__Description of the task__.
Only the pictures stay out; every record is to be quoted exactly.
★ ★ ★ ★
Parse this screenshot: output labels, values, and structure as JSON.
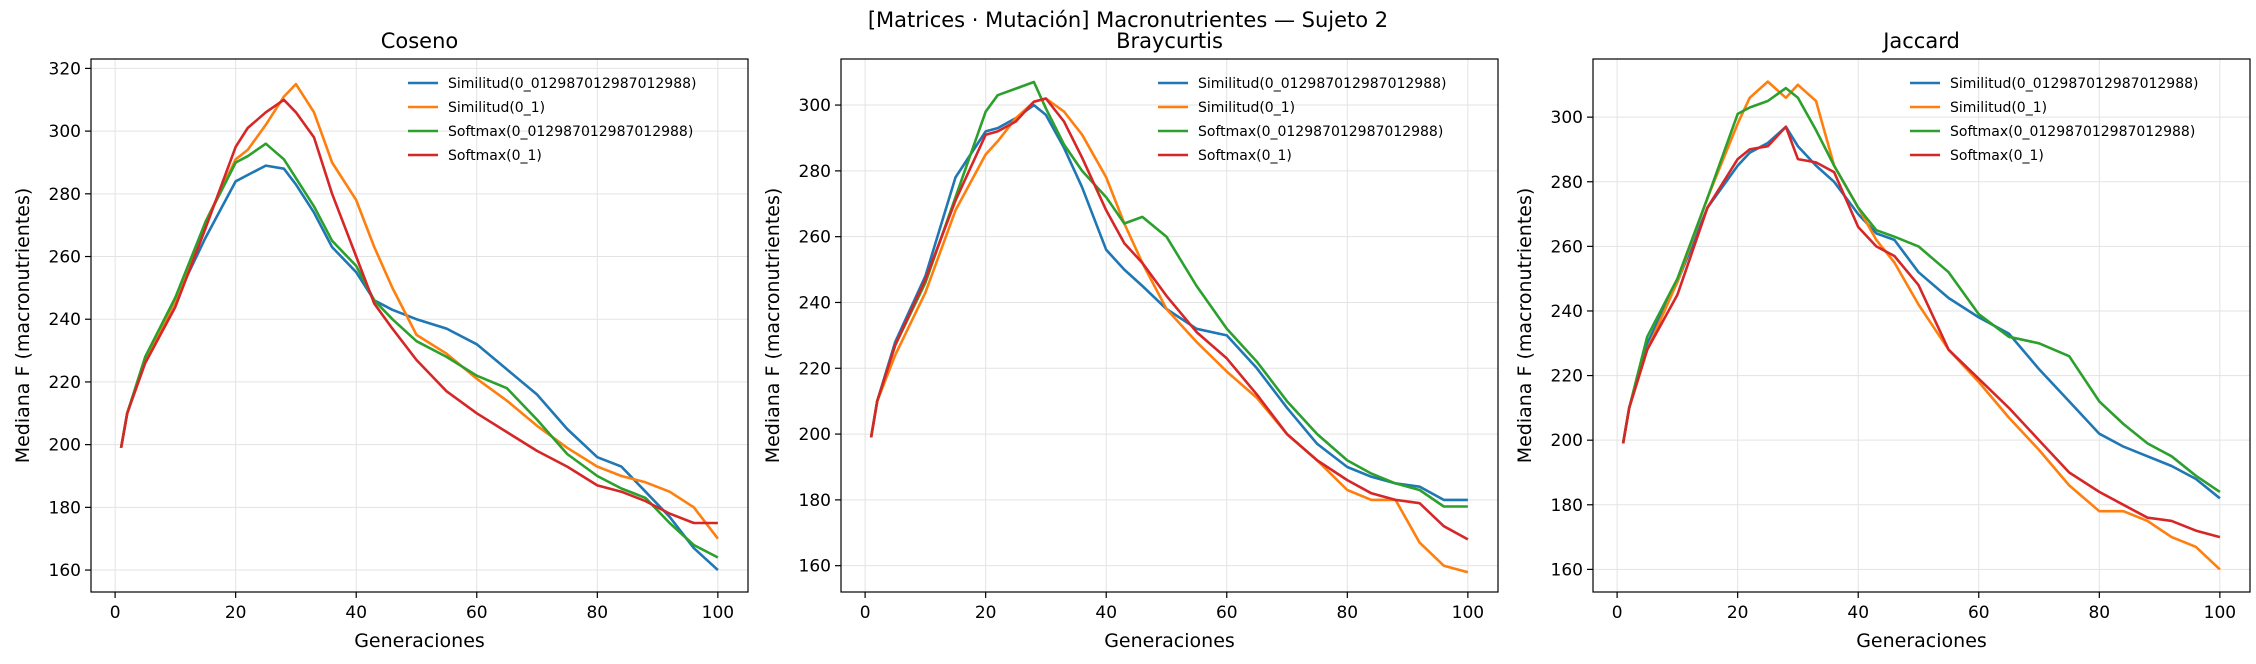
{
  "figure": {
    "suptitle": "[Matrices · Mutación] Macronutrientes — Sujeto 2"
  },
  "legend_labels": [
    "Similitud(0_012987012987012988)",
    "Similitud(0_1)",
    "Softmax(0_012987012987012988)",
    "Softmax(0_1)"
  ],
  "colors": [
    "#1f77b4",
    "#ff7f0e",
    "#2ca02c",
    "#d62728"
  ],
  "chart_data": [
    {
      "type": "line",
      "title": "Coseno",
      "xlabel": "Generaciones",
      "ylabel": "Mediana F (macronutrientes)",
      "xlim": [
        -4,
        105
      ],
      "ylim": [
        153,
        323
      ],
      "xticks": [
        0,
        20,
        40,
        60,
        80,
        100
      ],
      "yticks": [
        160,
        180,
        200,
        220,
        240,
        260,
        280,
        300,
        320
      ],
      "grid": true,
      "legend_loc": "upper right",
      "x": [
        1,
        2,
        5,
        10,
        15,
        20,
        22,
        25,
        28,
        30,
        33,
        36,
        40,
        43,
        46,
        50,
        55,
        60,
        65,
        70,
        75,
        80,
        84,
        88,
        92,
        96,
        100
      ],
      "series": [
        {
          "name": "Similitud(0_012987012987012988)",
          "values": [
            199,
            210,
            227,
            246,
            266,
            284,
            286,
            289,
            288,
            283,
            274,
            263,
            255,
            246,
            243,
            240,
            237,
            232,
            224,
            216,
            205,
            196,
            193,
            185,
            177,
            167,
            160
          ]
        },
        {
          "name": "Similitud(0_1)",
          "values": [
            199,
            210,
            227,
            246,
            271,
            291,
            294,
            302,
            311,
            315,
            306,
            290,
            278,
            263,
            250,
            235,
            229,
            221,
            214,
            206,
            199,
            193,
            190,
            188,
            185,
            180,
            170
          ]
        },
        {
          "name": "Softmax(0_012987012987012988)",
          "values": [
            199,
            210,
            228,
            247,
            271,
            290,
            292,
            296,
            291,
            285,
            276,
            265,
            257,
            246,
            240,
            233,
            228,
            222,
            218,
            208,
            197,
            190,
            186,
            183,
            175,
            168,
            164
          ]
        },
        {
          "name": "Softmax(0_1)",
          "values": [
            199,
            210,
            226,
            244,
            269,
            295,
            301,
            306,
            310,
            306,
            298,
            280,
            260,
            245,
            237,
            227,
            217,
            210,
            204,
            198,
            193,
            187,
            185,
            182,
            178,
            175,
            175
          ]
        }
      ]
    },
    {
      "type": "line",
      "title": "Braycurtis",
      "xlabel": "Generaciones",
      "ylabel": "Mediana F (macronutrientes)",
      "xlim": [
        -4,
        105
      ],
      "ylim": [
        152,
        314
      ],
      "xticks": [
        0,
        20,
        40,
        60,
        80,
        100
      ],
      "yticks": [
        160,
        180,
        200,
        220,
        240,
        260,
        280,
        300
      ],
      "grid": true,
      "legend_loc": "upper right",
      "x": [
        1,
        2,
        5,
        10,
        15,
        20,
        22,
        25,
        28,
        30,
        33,
        36,
        40,
        43,
        46,
        50,
        55,
        60,
        65,
        70,
        75,
        80,
        84,
        88,
        92,
        96,
        100
      ],
      "series": [
        {
          "name": "Similitud(0_012987012987012988)",
          "values": [
            199,
            210,
            228,
            248,
            278,
            292,
            293,
            296,
            300,
            297,
            287,
            275,
            256,
            250,
            245,
            238,
            232,
            230,
            220,
            208,
            197,
            190,
            187,
            185,
            184,
            180,
            180
          ]
        },
        {
          "name": "Similitud(0_1)",
          "values": [
            199,
            210,
            224,
            243,
            268,
            285,
            289,
            296,
            301,
            302,
            298,
            291,
            278,
            264,
            252,
            238,
            228,
            219,
            211,
            200,
            192,
            183,
            180,
            180,
            167,
            160,
            158
          ]
        },
        {
          "name": "Softmax(0_012987012987012988)",
          "values": [
            199,
            210,
            227,
            246,
            272,
            298,
            303,
            305,
            307,
            299,
            288,
            280,
            272,
            264,
            266,
            260,
            245,
            232,
            222,
            210,
            200,
            192,
            188,
            185,
            183,
            178,
            178
          ]
        },
        {
          "name": "Softmax(0_1)",
          "values": [
            199,
            210,
            227,
            247,
            271,
            291,
            292,
            295,
            301,
            302,
            295,
            284,
            268,
            258,
            252,
            242,
            231,
            223,
            212,
            200,
            192,
            186,
            182,
            180,
            179,
            172,
            168
          ]
        }
      ]
    },
    {
      "type": "line",
      "title": "Jaccard",
      "xlabel": "Generaciones",
      "ylabel": "Mediana F (macronutrientes)",
      "xlim": [
        -4,
        105
      ],
      "ylim": [
        153,
        318
      ],
      "xticks": [
        0,
        20,
        40,
        60,
        80,
        100
      ],
      "yticks": [
        160,
        180,
        200,
        220,
        240,
        260,
        280,
        300
      ],
      "grid": true,
      "legend_loc": "upper right",
      "x": [
        1,
        2,
        5,
        10,
        15,
        20,
        22,
        25,
        28,
        30,
        33,
        36,
        40,
        43,
        46,
        50,
        55,
        60,
        65,
        70,
        75,
        80,
        84,
        88,
        92,
        96,
        100
      ],
      "series": [
        {
          "name": "Similitud(0_012987012987012988)",
          "values": [
            199,
            210,
            230,
            249,
            272,
            285,
            289,
            292,
            297,
            291,
            285,
            280,
            270,
            264,
            262,
            252,
            244,
            238,
            233,
            222,
            212,
            202,
            198,
            195,
            192,
            188,
            182
          ]
        },
        {
          "name": "Similitud(0_1)",
          "values": [
            199,
            210,
            228,
            249,
            275,
            298,
            306,
            311,
            306,
            310,
            305,
            285,
            272,
            262,
            255,
            242,
            228,
            218,
            207,
            197,
            186,
            178,
            178,
            175,
            170,
            167,
            160
          ]
        },
        {
          "name": "Softmax(0_012987012987012988)",
          "values": [
            199,
            210,
            232,
            250,
            275,
            301,
            303,
            305,
            309,
            306,
            296,
            285,
            272,
            265,
            263,
            260,
            252,
            239,
            232,
            230,
            226,
            212,
            205,
            199,
            195,
            189,
            184
          ]
        },
        {
          "name": "Softmax(0_1)",
          "values": [
            199,
            210,
            228,
            245,
            272,
            287,
            290,
            291,
            297,
            287,
            286,
            283,
            266,
            260,
            257,
            248,
            228,
            219,
            210,
            200,
            190,
            184,
            180,
            176,
            175,
            172,
            170
          ]
        }
      ]
    }
  ]
}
★ ★ ★ ★
__Finished exercise__.
Parse this screenshot: output labels, values, and structure as JSON.
{
  "figure": {
    "suptitle": "[Matrices · Mutación] Macronutrientes — Sujeto 2"
  },
  "legend_labels": [
    "Similitud(0_012987012987012988)",
    "Similitud(0_1)",
    "Softmax(0_012987012987012988)",
    "Softmax(0_1)"
  ],
  "colors": [
    "#1f77b4",
    "#ff7f0e",
    "#2ca02c",
    "#d62728"
  ],
  "chart_data": [
    {
      "type": "line",
      "title": "Coseno",
      "xlabel": "Generaciones",
      "ylabel": "Mediana F (macronutrientes)",
      "xlim": [
        -4,
        105
      ],
      "ylim": [
        153,
        323
      ],
      "xticks": [
        0,
        20,
        40,
        60,
        80,
        100
      ],
      "yticks": [
        160,
        180,
        200,
        220,
        240,
        260,
        280,
        300,
        320
      ],
      "grid": true,
      "legend_loc": "upper right",
      "x": [
        1,
        2,
        5,
        10,
        15,
        20,
        22,
        25,
        28,
        30,
        33,
        36,
        40,
        43,
        46,
        50,
        55,
        60,
        65,
        70,
        75,
        80,
        84,
        88,
        92,
        96,
        100
      ],
      "series": [
        {
          "name": "Similitud(0_012987012987012988)",
          "values": [
            199,
            210,
            227,
            246,
            266,
            284,
            286,
            289,
            288,
            283,
            274,
            263,
            255,
            246,
            243,
            240,
            237,
            232,
            224,
            216,
            205,
            196,
            193,
            185,
            177,
            167,
            160
          ]
        },
        {
          "name": "Similitud(0_1)",
          "values": [
            199,
            210,
            227,
            246,
            271,
            291,
            294,
            302,
            311,
            315,
            306,
            290,
            278,
            263,
            250,
            235,
            229,
            221,
            214,
            206,
            199,
            193,
            190,
            188,
            185,
            180,
            170
          ]
        },
        {
          "name": "Softmax(0_012987012987012988)",
          "values": [
            199,
            210,
            228,
            247,
            271,
            290,
            292,
            296,
            291,
            285,
            276,
            265,
            257,
            246,
            240,
            233,
            228,
            222,
            218,
            208,
            197,
            190,
            186,
            183,
            175,
            168,
            164
          ]
        },
        {
          "name": "Softmax(0_1)",
          "values": [
            199,
            210,
            226,
            244,
            269,
            295,
            301,
            306,
            310,
            306,
            298,
            280,
            260,
            245,
            237,
            227,
            217,
            210,
            204,
            198,
            193,
            187,
            185,
            182,
            178,
            175,
            175
          ]
        }
      ]
    },
    {
      "type": "line",
      "title": "Braycurtis",
      "xlabel": "Generaciones",
      "ylabel": "Mediana F (macronutrientes)",
      "xlim": [
        -4,
        105
      ],
      "ylim": [
        152,
        314
      ],
      "xticks": [
        0,
        20,
        40,
        60,
        80,
        100
      ],
      "yticks": [
        160,
        180,
        200,
        220,
        240,
        260,
        280,
        300
      ],
      "grid": true,
      "legend_loc": "upper right",
      "x": [
        1,
        2,
        5,
        10,
        15,
        20,
        22,
        25,
        28,
        30,
        33,
        36,
        40,
        43,
        46,
        50,
        55,
        60,
        65,
        70,
        75,
        80,
        84,
        88,
        92,
        96,
        100
      ],
      "series": [
        {
          "name": "Similitud(0_012987012987012988)",
          "values": [
            199,
            210,
            228,
            248,
            278,
            292,
            293,
            296,
            300,
            297,
            287,
            275,
            256,
            250,
            245,
            238,
            232,
            230,
            220,
            208,
            197,
            190,
            187,
            185,
            184,
            180,
            180
          ]
        },
        {
          "name": "Similitud(0_1)",
          "values": [
            199,
            210,
            224,
            243,
            268,
            285,
            289,
            296,
            301,
            302,
            298,
            291,
            278,
            264,
            252,
            238,
            228,
            219,
            211,
            200,
            192,
            183,
            180,
            180,
            167,
            160,
            158
          ]
        },
        {
          "name": "Softmax(0_012987012987012988)",
          "values": [
            199,
            210,
            227,
            246,
            272,
            298,
            303,
            305,
            307,
            299,
            288,
            280,
            272,
            264,
            266,
            260,
            245,
            232,
            222,
            210,
            200,
            192,
            188,
            185,
            183,
            178,
            178
          ]
        },
        {
          "name": "Softmax(0_1)",
          "values": [
            199,
            210,
            227,
            247,
            271,
            291,
            292,
            295,
            301,
            302,
            295,
            284,
            268,
            258,
            252,
            242,
            231,
            223,
            212,
            200,
            192,
            186,
            182,
            180,
            179,
            172,
            168
          ]
        }
      ]
    },
    {
      "type": "line",
      "title": "Jaccard",
      "xlabel": "Generaciones",
      "ylabel": "Mediana F (macronutrientes)",
      "xlim": [
        -4,
        105
      ],
      "ylim": [
        153,
        318
      ],
      "xticks": [
        0,
        20,
        40,
        60,
        80,
        100
      ],
      "yticks": [
        160,
        180,
        200,
        220,
        240,
        260,
        280,
        300
      ],
      "grid": true,
      "legend_loc": "upper right",
      "x": [
        1,
        2,
        5,
        10,
        15,
        20,
        22,
        25,
        28,
        30,
        33,
        36,
        40,
        43,
        46,
        50,
        55,
        60,
        65,
        70,
        75,
        80,
        84,
        88,
        92,
        96,
        100
      ],
      "series": [
        {
          "name": "Similitud(0_012987012987012988)",
          "values": [
            199,
            210,
            230,
            249,
            272,
            285,
            289,
            292,
            297,
            291,
            285,
            280,
            270,
            264,
            262,
            252,
            244,
            238,
            233,
            222,
            212,
            202,
            198,
            195,
            192,
            188,
            182
          ]
        },
        {
          "name": "Similitud(0_1)",
          "values": [
            199,
            210,
            228,
            249,
            275,
            298,
            306,
            311,
            306,
            310,
            305,
            285,
            272,
            262,
            255,
            242,
            228,
            218,
            207,
            197,
            186,
            178,
            178,
            175,
            170,
            167,
            160
          ]
        },
        {
          "name": "Softmax(0_012987012987012988)",
          "values": [
            199,
            210,
            232,
            250,
            275,
            301,
            303,
            305,
            309,
            306,
            296,
            285,
            272,
            265,
            263,
            260,
            252,
            239,
            232,
            230,
            226,
            212,
            205,
            199,
            195,
            189,
            184
          ]
        },
        {
          "name": "Softmax(0_1)",
          "values": [
            199,
            210,
            228,
            245,
            272,
            287,
            290,
            291,
            297,
            287,
            286,
            283,
            266,
            260,
            257,
            248,
            228,
            219,
            210,
            200,
            190,
            184,
            180,
            176,
            175,
            172,
            170
          ]
        }
      ]
    }
  ]
}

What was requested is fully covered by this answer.